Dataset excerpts
● ● ● ●

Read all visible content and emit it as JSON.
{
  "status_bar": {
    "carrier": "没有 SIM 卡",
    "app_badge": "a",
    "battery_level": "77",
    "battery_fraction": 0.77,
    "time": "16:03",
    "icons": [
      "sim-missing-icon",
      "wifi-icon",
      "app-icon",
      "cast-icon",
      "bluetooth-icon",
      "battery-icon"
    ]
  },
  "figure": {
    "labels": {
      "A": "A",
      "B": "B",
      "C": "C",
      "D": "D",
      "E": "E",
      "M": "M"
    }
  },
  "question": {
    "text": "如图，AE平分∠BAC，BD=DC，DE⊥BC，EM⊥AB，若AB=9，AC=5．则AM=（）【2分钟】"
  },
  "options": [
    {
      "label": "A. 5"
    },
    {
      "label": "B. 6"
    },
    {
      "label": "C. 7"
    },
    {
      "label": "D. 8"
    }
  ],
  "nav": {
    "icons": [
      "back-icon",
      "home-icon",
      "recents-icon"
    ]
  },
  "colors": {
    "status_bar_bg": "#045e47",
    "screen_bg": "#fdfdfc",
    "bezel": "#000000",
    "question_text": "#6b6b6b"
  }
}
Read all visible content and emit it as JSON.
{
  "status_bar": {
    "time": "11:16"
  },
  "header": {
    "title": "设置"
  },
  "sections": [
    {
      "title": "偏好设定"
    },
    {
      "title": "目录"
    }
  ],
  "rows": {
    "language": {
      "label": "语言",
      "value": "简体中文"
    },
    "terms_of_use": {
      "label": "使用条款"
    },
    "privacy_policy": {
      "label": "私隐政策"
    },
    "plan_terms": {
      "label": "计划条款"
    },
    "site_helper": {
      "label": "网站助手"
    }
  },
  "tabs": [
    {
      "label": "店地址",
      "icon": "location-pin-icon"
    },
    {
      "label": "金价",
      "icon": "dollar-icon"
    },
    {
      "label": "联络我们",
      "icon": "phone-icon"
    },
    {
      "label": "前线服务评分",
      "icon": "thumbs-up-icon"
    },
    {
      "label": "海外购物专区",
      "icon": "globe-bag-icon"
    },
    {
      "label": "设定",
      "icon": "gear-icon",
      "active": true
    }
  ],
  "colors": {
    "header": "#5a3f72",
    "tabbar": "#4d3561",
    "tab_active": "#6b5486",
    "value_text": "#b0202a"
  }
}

● ● ● ●

Please repeat the material above, word for word and in full.

> **Solution for this exercise**
Read all visible content and emit it as JSON.
{
  "status_bar": {
    "carrier": "没有 SIM 卡",
    "app_badge": "a",
    "battery_level": "77",
    "battery_fraction": 0.77,
    "time": "16:03",
    "icons": [
      "sim-missing-icon",
      "wifi-icon",
      "app-icon",
      "cast-icon",
      "bluetooth-icon",
      "battery-icon"
    ]
  },
  "figure": {
    "labels": {
      "A": "A",
      "B": "B",
      "C": "C",
      "D": "D",
      "E": "E",
      "M": "M"
    }
  },
  "question": {
    "text": "如图，AE平分∠BAC，BD=DC，DE⊥BC，EM⊥AB，若AB=9，AC=5．则AM=（）【2分钟】"
  },
  "options": [
    {
      "label": "A. 5"
    },
    {
      "label": "B. 6"
    },
    {
      "label": "C. 7"
    },
    {
      "label": "D. 8"
    }
  ],
  "nav": {
    "icons": [
      "back-icon",
      "home-icon",
      "recents-icon"
    ]
  },
  "colors": {
    "status_bar_bg": "#045e47",
    "screen_bg": "#fdfdfc",
    "bezel": "#000000",
    "question_text": "#6b6b6b"
  }
}
Read all visible content and emit it as JSON.
{
  "status_bar": {
    "time": "11:16"
  },
  "header": {
    "title": "设置"
  },
  "sections": [
    {
      "title": "偏好设定"
    },
    {
      "title": "目录"
    }
  ],
  "rows": {
    "language": {
      "label": "语言",
      "value": "简体中文"
    },
    "terms_of_use": {
      "label": "使用条款"
    },
    "privacy_policy": {
      "label": "私隐政策"
    },
    "plan_terms": {
      "label": "计划条款"
    },
    "site_helper": {
      "label": "网站助手"
    }
  },
  "tabs": [
    {
      "label": "店地址",
      "icon": "location-pin-icon"
    },
    {
      "label": "金价",
      "icon": "dollar-icon"
    },
    {
      "label": "联络我们",
      "icon": "phone-icon"
    },
    {
      "label": "前线服务评分",
      "icon": "thumbs-up-icon"
    },
    {
      "label": "海外购物专区",
      "icon": "globe-bag-icon"
    },
    {
      "label": "设定",
      "icon": "gear-icon",
      "active": true
    }
  ],
  "colors": {
    "header": "#5a3f72",
    "tabbar": "#4d3561",
    "tab_active": "#6b5486",
    "value_text": "#b0202a"
  }
}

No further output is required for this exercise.